| Recorded data |
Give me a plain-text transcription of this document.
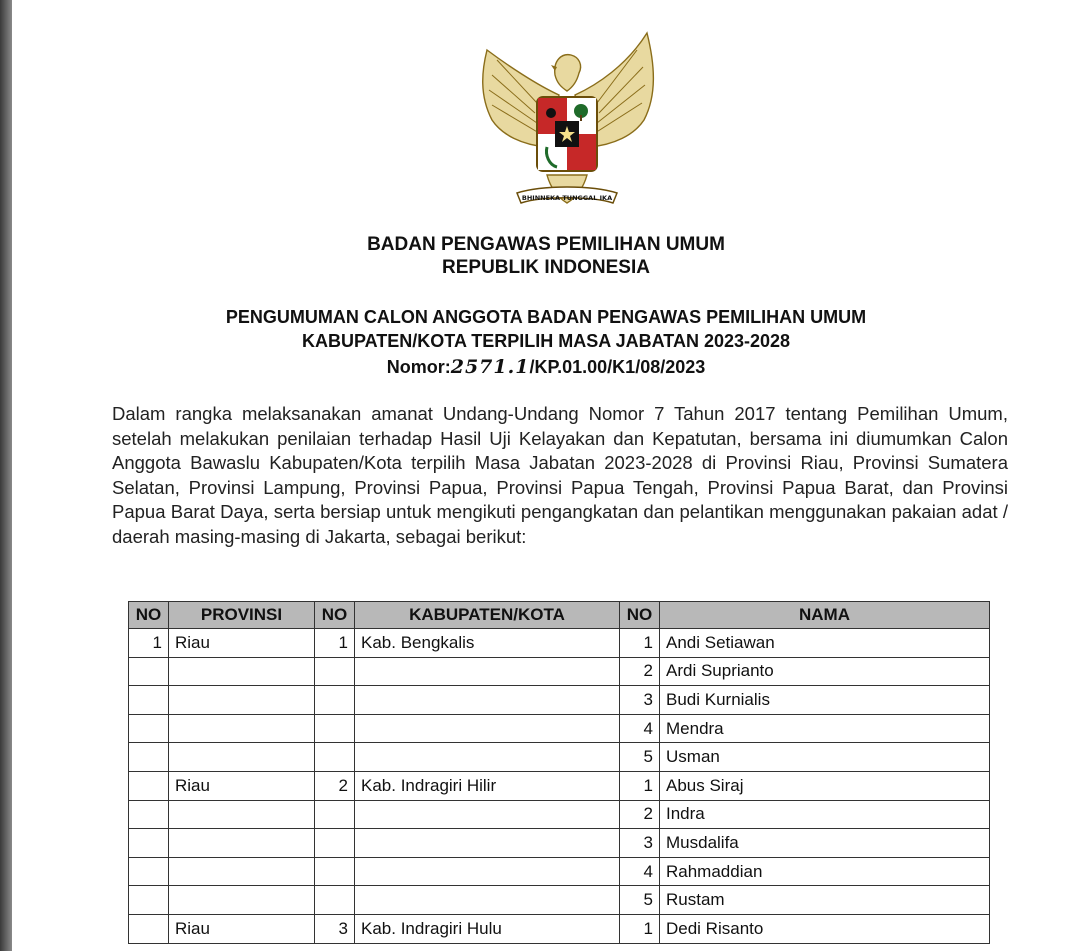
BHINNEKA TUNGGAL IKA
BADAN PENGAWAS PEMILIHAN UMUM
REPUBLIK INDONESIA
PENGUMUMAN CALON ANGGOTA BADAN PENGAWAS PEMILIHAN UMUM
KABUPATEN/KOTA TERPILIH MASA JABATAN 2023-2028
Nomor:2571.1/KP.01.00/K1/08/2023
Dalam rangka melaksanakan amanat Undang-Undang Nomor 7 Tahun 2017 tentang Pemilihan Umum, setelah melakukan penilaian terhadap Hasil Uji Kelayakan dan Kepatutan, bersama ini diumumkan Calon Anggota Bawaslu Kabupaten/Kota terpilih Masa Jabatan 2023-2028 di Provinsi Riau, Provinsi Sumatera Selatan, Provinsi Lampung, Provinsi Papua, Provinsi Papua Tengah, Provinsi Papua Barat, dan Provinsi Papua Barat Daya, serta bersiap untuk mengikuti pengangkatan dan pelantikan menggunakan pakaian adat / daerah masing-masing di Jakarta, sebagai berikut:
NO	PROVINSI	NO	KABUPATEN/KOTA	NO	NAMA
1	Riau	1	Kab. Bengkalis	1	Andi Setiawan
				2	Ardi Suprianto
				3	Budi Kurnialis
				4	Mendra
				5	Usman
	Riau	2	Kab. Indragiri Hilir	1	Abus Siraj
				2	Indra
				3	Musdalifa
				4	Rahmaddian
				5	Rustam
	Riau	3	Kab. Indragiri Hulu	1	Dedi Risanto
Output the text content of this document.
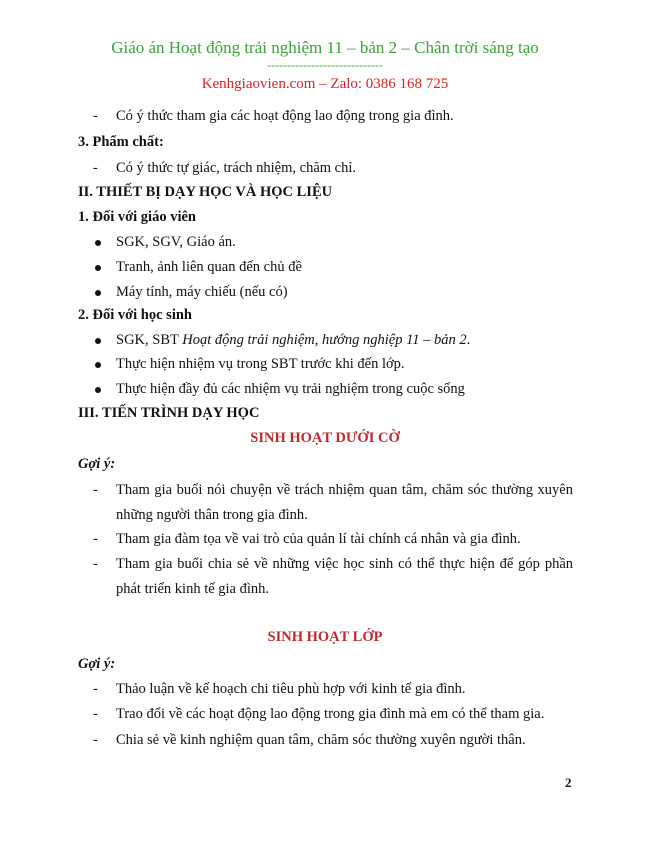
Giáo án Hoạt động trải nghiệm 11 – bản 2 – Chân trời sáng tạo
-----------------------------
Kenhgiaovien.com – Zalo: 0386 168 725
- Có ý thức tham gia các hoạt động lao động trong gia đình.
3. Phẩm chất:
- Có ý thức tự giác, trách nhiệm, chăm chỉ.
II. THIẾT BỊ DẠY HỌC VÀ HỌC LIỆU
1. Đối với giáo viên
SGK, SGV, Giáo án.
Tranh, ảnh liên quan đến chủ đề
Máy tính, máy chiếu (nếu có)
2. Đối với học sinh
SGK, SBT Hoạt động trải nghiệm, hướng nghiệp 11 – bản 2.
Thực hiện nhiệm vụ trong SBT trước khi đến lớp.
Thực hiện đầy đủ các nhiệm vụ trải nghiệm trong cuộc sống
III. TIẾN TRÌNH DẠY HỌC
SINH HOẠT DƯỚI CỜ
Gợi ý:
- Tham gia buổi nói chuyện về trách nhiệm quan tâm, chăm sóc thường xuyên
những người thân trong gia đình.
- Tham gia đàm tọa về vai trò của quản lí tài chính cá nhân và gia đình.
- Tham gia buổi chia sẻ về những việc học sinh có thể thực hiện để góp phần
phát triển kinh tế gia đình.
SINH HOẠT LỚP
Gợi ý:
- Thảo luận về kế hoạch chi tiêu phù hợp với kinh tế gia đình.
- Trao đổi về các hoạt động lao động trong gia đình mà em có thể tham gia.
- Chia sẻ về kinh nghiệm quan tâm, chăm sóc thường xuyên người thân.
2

| Requirements |
From the entries above, extract every line where the word "Nomor" appears.

| Result of this exercise |
Nomor:2571.1/KP.01.00/K1/08/2023
Dalam rangka melaksanakan amanat Undang-Undang Nomor 7 Tahun 2017 tentang Pemilihan Umum, setelah melakukan penilaian terhadap Hasil Uji Kelayakan dan Kepatutan, bersama ini diumumkan Calon Anggota Bawaslu Kabupaten/Kota terpilih Masa Jabatan 2023-2028 di Provinsi Riau, Provinsi Sumatera Selatan, Provinsi Lampung, Provinsi Papua, Provinsi Papua Tengah, Provinsi Papua Barat, dan Provinsi Papua Barat Daya, serta bersiap untuk mengikuti pengangkatan dan pelantikan menggunakan pakaian adat / daerah masing-masing di Jakarta, sebagai berikut:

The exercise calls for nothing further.